--- DATA PROVIDED ---
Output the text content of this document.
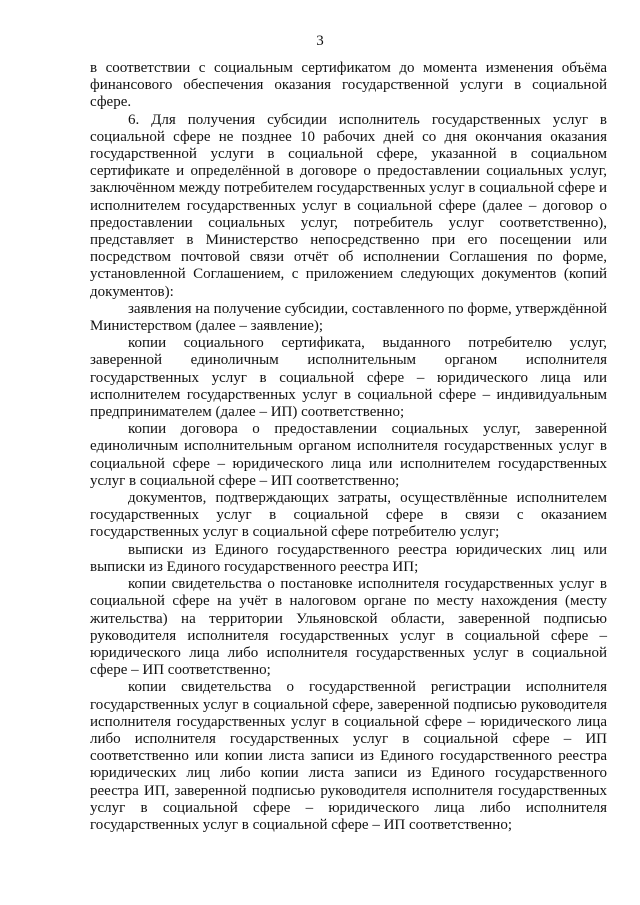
3

в соответствии с социальным сертификатом до момента изменения объёма финансового обеспечения оказания государственной услуги в социальной сфере.

6. Для получения субсидии исполнитель государственных услуг в социальной сфере не позднее 10 рабочих дней со дня окончания оказания государственной услуги в социальной сфере, указанной в социальном сертификате и определённой в договоре о предоставлении социальных услуг, заключённом между потребителем государственных услуг в социальной сфере и исполнителем государственных услуг в социальной сфере (далее – договор о предоставлении социальных услуг, потребитель услуг соответственно), представляет в Министерство непосредственно при его посещении или посредством почтовой связи отчёт об исполнении Соглашения по форме, установленной Соглашением, с приложением следующих документов (копий документов):

заявления на получение субсидии, составленного по форме, утверждённой Министерством (далее – заявление);

копии социального сертификата, выданного потребителю услуг, заверенной единоличным исполнительным органом исполнителя государственных услуг в социальной сфере – юридического лица или исполнителем государственных услуг в социальной сфере – индивидуальным предпринимателем (далее – ИП) соответственно;

копии договора о предоставлении социальных услуг, заверенной единоличным исполнительным органом исполнителя государственных услуг в социальной сфере – юридического лица или исполнителем государственных услуг в социальной сфере – ИП соответственно;

документов, подтверждающих затраты, осуществлённые исполнителем государственных услуг в социальной сфере в связи с оказанием государственных услуг в социальной сфере потребителю услуг;

выписки из Единого государственного реестра юридических лиц или выписки из Единого государственного реестра ИП;

копии свидетельства о постановке исполнителя государственных услуг в социальной сфере на учёт в налоговом органе по месту нахождения (месту жительства) на территории Ульяновской области, заверенной подписью руководителя исполнителя государственных услуг в социальной сфере – юридического лица либо исполнителя государственных услуг в социальной сфере – ИП соответственно;

копии свидетельства о государственной регистрации исполнителя государственных услуг в социальной сфере, заверенной подписью руководителя исполнителя государственных услуг в социальной сфере – юридического лица либо исполнителя государственных услуг в социальной сфере – ИП соответственно или копии листа записи из Единого государственного реестра юридических лиц либо копии листа записи из Единого государственного реестра ИП, заверенной подписью руководителя исполнителя государственных услуг в социальной сфере – юридического лица либо исполнителя государственных услуг в социальной сфере – ИП соответственно;
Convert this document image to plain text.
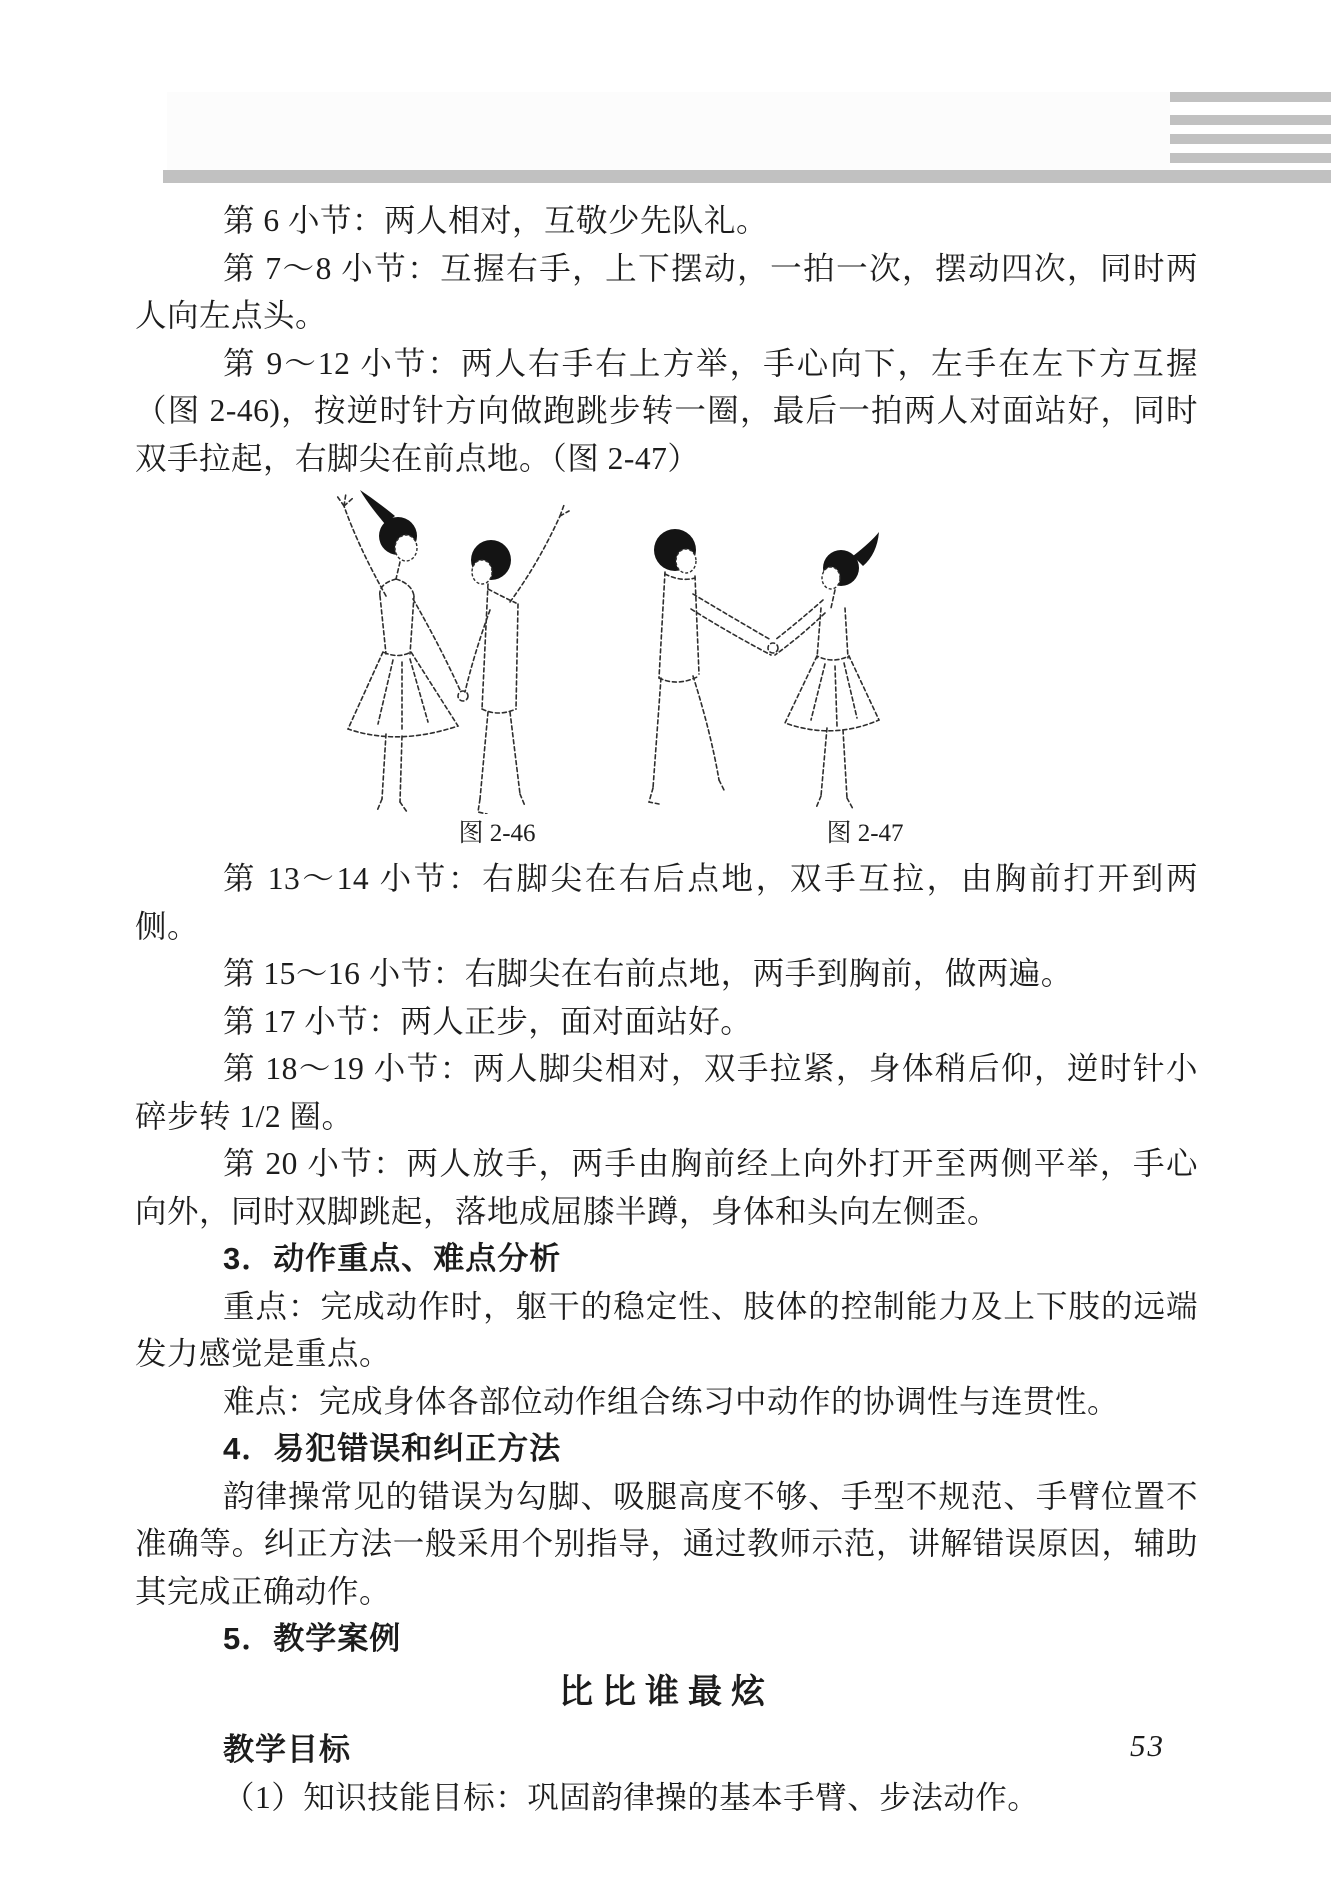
第 6 小节：两人相对，互敬少先队礼。

第 7～8 小节：互握右手，上下摆动，一拍一次，摆动四次，同时两人向左点头。

第 9～12 小节：两人右手右上方举，手心向下，左手在左下方互握（图 2-46)，按逆时针方向做跑跳步转一圈，最后一拍两人对面站好，同时双手拉起，右脚尖在前点地。（图 2-47）

图 2-46	图 2-47

第 13～14 小节：右脚尖在右后点地，双手互拉，由胸前打开到两侧。

第 15～16 小节：右脚尖在右前点地，两手到胸前，做两遍。

第 17 小节：两人正步，面对面站好。

第 18～19 小节：两人脚尖相对，双手拉紧，身体稍后仰，逆时针小碎步转 1/2 圈。

第 20 小节：两人放手，两手由胸前经上向外打开至两侧平举，手心向外，同时双脚跳起，落地成屈膝半蹲，身体和头向左侧歪。

3．动作重点、难点分析

重点：完成动作时，躯干的稳定性、肢体的控制能力及上下肢的远端发力感觉是重点。

难点：完成身体各部位动作组合练习中动作的协调性与连贯性。

4．易犯错误和纠正方法

韵律操常见的错误为勾脚、吸腿高度不够、手型不规范、手臂位置不准确等。纠正方法一般采用个别指导，通过教师示范，讲解错误原因，辅助其完成正确动作。

5．教学案例

比比谁最炫

教学目标

（1）知识技能目标：巩固韵律操的基本手臂、步法动作。

53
---
*SHORT EXERCISE*
State how many lines of the listing include "document", and nothing more.

*SOLUTION TO THIS TASK*
2